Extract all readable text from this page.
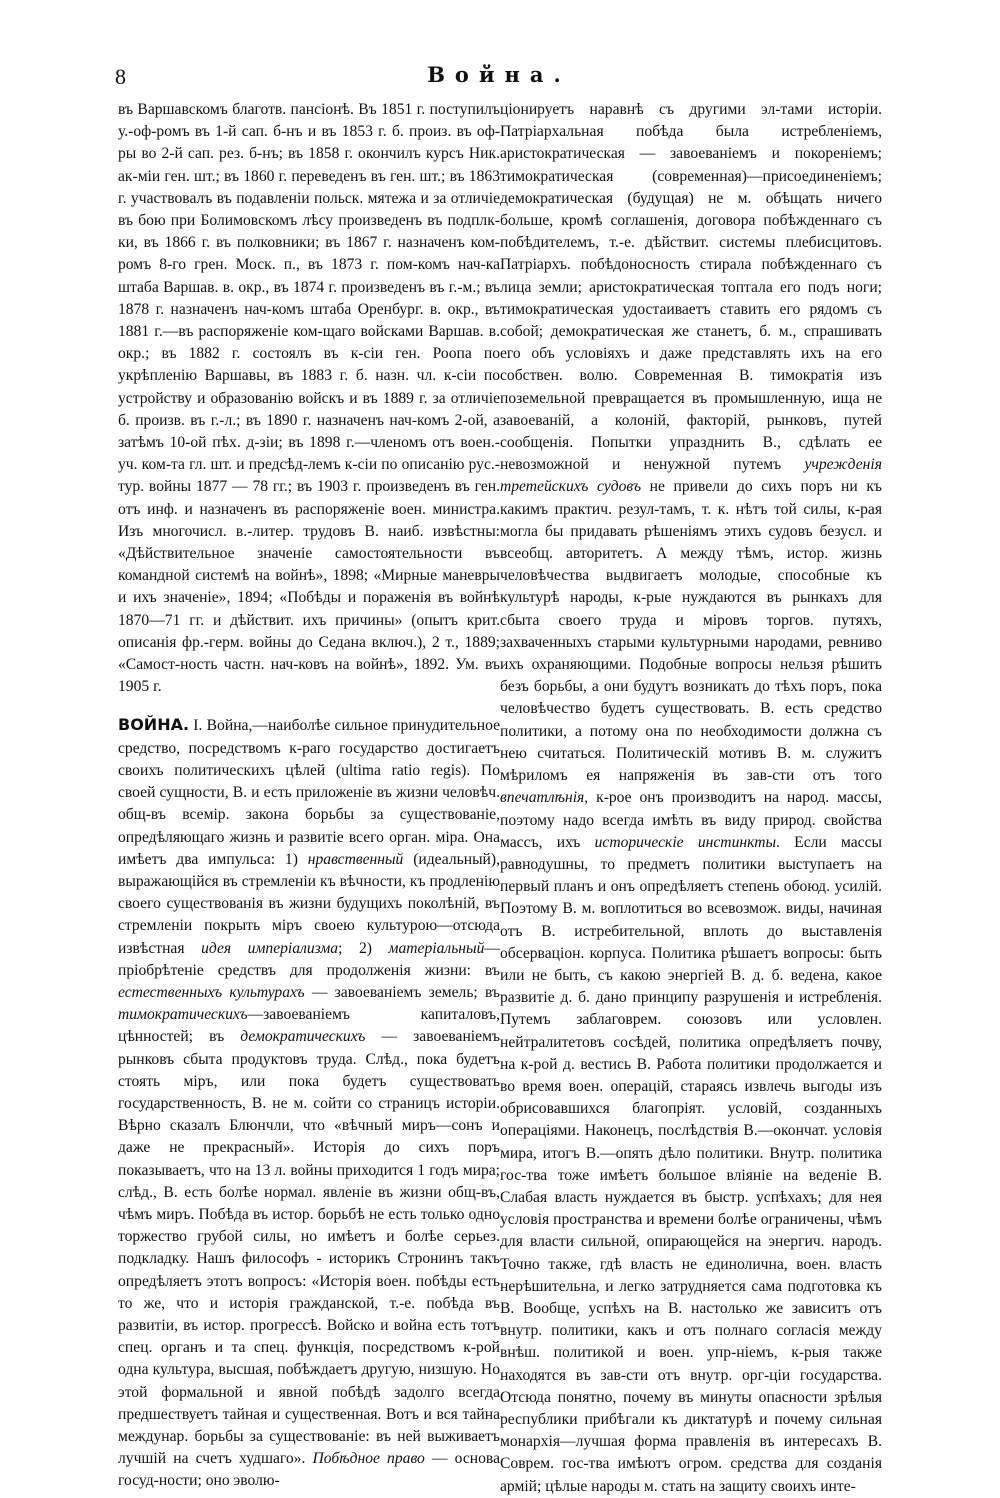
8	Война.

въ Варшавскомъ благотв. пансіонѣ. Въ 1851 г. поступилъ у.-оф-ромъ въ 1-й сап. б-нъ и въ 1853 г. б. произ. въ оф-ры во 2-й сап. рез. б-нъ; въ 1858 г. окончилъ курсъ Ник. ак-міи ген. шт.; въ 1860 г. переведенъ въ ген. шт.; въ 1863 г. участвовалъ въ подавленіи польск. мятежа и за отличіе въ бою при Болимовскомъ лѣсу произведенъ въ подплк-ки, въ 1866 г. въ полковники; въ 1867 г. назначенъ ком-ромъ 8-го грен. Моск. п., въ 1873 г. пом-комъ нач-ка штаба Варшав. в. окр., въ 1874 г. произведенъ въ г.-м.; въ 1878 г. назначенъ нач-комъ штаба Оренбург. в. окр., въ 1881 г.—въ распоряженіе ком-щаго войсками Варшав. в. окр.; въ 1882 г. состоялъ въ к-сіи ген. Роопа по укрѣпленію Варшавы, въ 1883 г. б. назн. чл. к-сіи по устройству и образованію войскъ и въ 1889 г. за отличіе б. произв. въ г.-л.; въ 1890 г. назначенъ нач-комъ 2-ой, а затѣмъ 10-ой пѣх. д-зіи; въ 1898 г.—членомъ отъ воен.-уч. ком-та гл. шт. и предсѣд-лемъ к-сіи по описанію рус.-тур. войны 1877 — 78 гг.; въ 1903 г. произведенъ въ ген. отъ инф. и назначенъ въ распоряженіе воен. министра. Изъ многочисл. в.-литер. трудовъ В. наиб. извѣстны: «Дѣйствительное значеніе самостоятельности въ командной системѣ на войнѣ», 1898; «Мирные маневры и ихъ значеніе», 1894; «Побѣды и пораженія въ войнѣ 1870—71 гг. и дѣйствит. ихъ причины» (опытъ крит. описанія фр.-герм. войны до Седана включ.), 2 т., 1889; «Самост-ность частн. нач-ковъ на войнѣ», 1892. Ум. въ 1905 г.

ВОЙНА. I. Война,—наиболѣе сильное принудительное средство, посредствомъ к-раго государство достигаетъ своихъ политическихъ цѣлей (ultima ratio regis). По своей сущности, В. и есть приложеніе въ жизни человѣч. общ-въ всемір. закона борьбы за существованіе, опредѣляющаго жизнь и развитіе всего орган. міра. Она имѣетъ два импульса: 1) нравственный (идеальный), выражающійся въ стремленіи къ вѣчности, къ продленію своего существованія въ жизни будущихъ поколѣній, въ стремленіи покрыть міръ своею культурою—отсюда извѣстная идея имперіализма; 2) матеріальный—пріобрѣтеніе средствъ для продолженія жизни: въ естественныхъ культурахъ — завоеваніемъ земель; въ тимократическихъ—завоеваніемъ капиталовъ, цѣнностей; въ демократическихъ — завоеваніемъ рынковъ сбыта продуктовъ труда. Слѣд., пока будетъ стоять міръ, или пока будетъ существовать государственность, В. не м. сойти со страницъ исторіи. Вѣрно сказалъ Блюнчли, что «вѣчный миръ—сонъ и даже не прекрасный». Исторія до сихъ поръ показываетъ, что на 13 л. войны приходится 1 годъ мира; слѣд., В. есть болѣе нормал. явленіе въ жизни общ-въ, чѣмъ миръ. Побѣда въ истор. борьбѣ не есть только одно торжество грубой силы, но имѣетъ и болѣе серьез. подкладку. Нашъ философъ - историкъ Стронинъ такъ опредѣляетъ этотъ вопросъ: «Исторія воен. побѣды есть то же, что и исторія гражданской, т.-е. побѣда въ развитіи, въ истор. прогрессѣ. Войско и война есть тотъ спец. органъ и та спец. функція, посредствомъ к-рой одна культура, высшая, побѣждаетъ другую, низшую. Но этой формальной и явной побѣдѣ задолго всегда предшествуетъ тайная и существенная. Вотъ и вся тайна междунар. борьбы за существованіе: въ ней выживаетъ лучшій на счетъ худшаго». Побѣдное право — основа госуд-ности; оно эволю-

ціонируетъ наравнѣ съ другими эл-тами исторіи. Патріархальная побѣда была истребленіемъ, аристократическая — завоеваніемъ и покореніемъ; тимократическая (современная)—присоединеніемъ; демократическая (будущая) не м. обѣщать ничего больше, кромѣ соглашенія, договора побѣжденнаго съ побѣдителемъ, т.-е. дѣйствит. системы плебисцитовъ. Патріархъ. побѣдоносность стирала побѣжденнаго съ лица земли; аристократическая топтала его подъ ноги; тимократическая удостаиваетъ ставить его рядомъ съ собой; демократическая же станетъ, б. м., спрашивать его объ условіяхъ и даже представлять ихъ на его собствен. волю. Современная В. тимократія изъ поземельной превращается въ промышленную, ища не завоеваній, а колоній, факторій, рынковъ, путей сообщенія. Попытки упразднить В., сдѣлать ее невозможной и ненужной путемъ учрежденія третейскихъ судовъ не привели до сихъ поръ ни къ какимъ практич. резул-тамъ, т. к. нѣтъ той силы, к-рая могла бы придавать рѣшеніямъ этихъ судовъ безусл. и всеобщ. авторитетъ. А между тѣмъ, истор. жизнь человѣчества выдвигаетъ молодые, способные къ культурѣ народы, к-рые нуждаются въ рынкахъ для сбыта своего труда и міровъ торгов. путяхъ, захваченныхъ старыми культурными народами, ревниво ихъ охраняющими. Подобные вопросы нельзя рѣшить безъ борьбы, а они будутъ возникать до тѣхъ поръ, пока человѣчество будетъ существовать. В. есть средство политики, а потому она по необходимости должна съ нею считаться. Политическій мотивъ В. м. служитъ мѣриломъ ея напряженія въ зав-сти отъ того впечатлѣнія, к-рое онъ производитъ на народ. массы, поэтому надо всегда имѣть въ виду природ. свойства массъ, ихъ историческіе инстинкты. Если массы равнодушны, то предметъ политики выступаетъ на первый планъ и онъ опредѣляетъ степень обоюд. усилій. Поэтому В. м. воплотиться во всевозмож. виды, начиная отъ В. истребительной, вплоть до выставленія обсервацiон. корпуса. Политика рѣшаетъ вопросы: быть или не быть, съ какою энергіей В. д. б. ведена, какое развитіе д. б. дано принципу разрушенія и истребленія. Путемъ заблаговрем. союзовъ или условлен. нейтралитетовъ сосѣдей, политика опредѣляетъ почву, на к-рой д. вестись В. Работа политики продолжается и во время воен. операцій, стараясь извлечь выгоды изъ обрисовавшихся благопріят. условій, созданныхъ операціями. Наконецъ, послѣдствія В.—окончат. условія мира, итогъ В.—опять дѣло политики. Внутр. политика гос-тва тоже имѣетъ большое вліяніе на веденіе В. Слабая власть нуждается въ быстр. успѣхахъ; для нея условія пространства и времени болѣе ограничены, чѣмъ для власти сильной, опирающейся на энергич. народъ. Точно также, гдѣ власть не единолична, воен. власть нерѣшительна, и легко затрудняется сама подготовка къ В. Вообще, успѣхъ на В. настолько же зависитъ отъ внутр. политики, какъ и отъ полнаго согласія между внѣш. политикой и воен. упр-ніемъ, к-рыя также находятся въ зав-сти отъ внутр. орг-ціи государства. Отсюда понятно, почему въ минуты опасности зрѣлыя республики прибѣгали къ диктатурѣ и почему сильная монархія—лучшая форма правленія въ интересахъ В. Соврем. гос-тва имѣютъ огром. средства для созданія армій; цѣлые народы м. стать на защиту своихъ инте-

--- --- ---

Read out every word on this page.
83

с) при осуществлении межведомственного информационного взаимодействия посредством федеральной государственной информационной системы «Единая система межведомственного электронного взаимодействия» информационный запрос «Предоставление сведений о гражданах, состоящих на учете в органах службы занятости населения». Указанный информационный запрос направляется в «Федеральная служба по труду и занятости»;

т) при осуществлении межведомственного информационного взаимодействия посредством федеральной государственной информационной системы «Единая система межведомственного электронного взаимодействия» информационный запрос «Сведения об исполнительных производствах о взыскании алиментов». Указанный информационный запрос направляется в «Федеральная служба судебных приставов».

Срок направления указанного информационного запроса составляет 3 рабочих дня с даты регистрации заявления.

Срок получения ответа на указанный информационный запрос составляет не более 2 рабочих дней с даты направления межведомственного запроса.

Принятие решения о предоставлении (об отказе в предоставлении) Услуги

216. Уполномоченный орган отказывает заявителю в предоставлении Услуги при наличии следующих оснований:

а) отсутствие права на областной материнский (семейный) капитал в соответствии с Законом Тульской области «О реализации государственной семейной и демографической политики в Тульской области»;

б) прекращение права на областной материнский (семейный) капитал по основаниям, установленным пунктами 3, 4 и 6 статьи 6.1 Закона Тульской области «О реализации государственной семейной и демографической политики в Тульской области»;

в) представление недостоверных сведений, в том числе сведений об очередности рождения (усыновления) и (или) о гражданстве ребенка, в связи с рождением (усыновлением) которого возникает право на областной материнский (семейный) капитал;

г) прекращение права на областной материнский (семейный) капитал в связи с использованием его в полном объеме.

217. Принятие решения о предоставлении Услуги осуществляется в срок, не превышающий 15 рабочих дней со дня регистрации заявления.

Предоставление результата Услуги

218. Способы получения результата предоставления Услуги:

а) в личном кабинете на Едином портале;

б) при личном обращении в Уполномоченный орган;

--- --- ---

Goal:
Copy out every line holding the string "направляется".

Final answer:
с) при осуществлении межведомственного информационного взаимодействия посредством федеральной государственной информационной системы «Единая система межведомственного электронного взаимодействия» информационный запрос «Предоставление сведений о гражданах, состоящих на учете в органах службы занятости населения». Указанный информационный запрос направляется в «Федеральная служба по труду и занятости»;
т) при осуществлении межведомственного информационного взаимодействия посредством федеральной государственной информационной системы «Единая система межведомственного электронного взаимодействия» информационный запрос «Сведения об исполнительных производствах о взыскании алиментов». Указанный информационный запрос направляется в «Федеральная служба судебных приставов».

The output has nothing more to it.